╭─ GIVEN DATA

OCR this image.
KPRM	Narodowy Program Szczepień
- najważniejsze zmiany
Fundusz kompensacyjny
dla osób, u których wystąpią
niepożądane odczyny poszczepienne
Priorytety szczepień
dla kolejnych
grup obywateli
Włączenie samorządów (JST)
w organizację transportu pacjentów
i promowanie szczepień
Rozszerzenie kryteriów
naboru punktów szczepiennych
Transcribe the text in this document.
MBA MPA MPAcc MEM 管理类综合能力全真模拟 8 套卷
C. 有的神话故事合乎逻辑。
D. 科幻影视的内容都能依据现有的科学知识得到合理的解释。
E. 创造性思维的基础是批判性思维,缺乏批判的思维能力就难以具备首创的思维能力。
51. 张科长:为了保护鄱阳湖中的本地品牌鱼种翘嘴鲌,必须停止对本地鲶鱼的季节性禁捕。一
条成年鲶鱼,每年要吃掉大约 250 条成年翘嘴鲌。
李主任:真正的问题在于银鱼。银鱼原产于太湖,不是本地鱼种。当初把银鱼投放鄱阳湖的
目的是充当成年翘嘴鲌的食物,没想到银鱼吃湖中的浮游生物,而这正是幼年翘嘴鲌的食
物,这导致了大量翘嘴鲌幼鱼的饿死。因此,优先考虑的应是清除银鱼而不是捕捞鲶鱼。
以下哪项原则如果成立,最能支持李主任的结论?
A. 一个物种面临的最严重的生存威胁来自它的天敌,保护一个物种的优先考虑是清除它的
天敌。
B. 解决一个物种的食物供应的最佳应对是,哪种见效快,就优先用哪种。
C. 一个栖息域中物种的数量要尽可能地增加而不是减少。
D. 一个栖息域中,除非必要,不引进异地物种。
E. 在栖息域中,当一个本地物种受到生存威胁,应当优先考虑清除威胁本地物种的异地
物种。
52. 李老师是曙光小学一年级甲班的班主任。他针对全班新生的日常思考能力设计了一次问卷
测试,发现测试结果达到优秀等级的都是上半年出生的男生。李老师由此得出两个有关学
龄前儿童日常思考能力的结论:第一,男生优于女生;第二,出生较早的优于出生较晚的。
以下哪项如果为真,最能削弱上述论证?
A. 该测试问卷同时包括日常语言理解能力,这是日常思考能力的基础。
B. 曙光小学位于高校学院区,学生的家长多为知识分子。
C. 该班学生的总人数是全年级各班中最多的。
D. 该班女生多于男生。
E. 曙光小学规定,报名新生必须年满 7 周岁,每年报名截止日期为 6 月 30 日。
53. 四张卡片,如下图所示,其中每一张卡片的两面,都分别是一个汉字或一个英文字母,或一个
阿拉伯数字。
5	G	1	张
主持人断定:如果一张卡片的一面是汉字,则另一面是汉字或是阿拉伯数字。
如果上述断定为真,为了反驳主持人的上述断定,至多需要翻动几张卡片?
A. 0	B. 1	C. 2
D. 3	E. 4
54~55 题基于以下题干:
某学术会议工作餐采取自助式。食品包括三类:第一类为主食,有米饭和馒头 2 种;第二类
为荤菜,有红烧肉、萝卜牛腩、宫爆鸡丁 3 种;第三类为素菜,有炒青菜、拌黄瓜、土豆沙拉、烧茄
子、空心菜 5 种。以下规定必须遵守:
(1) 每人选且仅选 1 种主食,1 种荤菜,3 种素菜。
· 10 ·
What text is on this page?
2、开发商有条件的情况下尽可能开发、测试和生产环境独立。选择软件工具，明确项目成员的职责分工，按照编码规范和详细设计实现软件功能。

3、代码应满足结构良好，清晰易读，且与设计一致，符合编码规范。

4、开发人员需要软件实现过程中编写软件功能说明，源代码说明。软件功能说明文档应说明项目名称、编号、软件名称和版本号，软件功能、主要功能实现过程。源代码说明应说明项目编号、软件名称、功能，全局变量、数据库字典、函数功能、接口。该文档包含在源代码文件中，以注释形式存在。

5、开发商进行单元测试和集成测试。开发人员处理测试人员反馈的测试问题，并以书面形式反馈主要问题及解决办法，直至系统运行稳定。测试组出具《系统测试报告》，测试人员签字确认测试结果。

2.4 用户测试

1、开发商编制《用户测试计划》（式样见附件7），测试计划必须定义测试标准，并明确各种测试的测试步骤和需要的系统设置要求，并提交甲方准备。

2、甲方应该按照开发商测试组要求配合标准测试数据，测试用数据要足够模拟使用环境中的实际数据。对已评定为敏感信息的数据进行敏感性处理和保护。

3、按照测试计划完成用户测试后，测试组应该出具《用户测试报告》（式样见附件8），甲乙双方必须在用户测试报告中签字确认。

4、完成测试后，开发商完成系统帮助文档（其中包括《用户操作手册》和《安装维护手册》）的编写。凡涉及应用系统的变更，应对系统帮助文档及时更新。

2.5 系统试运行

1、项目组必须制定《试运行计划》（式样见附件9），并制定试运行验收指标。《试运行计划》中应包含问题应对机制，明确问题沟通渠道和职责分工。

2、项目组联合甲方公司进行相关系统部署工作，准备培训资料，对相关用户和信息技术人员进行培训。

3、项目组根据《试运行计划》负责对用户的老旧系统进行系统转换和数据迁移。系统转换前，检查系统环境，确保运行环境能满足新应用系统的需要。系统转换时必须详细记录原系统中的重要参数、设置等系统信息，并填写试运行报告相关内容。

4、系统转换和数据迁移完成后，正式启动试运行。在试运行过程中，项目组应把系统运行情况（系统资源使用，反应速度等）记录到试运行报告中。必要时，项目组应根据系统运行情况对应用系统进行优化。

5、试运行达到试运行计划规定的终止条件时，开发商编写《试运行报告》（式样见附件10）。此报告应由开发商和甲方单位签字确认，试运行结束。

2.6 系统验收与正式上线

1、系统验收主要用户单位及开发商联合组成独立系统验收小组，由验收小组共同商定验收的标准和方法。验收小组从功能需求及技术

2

╰─
╭─ GIVEN DATA

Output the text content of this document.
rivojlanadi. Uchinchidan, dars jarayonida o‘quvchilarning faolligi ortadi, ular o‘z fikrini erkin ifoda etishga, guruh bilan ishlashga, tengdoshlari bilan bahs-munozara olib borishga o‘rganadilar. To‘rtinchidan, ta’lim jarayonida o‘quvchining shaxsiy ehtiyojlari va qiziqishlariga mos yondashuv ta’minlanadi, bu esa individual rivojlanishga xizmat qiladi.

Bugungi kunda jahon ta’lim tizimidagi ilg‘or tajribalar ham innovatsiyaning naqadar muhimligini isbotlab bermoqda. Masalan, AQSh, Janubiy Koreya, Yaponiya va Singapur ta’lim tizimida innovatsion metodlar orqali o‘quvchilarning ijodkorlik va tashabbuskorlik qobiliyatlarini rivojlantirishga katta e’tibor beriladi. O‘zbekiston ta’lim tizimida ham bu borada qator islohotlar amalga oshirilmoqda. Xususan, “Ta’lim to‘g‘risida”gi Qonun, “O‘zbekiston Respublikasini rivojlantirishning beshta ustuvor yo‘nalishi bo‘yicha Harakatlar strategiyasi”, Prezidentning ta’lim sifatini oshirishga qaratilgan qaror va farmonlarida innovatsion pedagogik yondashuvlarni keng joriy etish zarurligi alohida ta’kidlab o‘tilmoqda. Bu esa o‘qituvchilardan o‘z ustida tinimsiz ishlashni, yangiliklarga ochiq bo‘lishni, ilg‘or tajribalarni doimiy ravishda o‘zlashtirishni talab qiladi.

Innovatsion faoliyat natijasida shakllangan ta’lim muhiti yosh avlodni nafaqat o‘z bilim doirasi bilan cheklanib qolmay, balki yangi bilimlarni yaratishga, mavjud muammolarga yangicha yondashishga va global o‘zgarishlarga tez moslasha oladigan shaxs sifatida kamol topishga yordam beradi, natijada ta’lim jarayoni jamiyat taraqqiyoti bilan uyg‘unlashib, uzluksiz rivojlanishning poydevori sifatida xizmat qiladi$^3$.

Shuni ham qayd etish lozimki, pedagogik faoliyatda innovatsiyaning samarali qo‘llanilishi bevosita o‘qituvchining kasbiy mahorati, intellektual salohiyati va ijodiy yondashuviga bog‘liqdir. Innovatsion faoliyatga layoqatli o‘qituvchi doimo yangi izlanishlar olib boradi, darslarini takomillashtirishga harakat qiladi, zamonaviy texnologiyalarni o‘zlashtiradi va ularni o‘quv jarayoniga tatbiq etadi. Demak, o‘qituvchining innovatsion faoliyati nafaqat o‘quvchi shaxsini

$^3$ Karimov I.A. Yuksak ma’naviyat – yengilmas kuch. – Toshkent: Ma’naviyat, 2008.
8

╰─

- _TASK DETAILS_:
Of the lines above, how many contain the string "bilan"? Only the number is required.

- _FINAL RESULT_:
2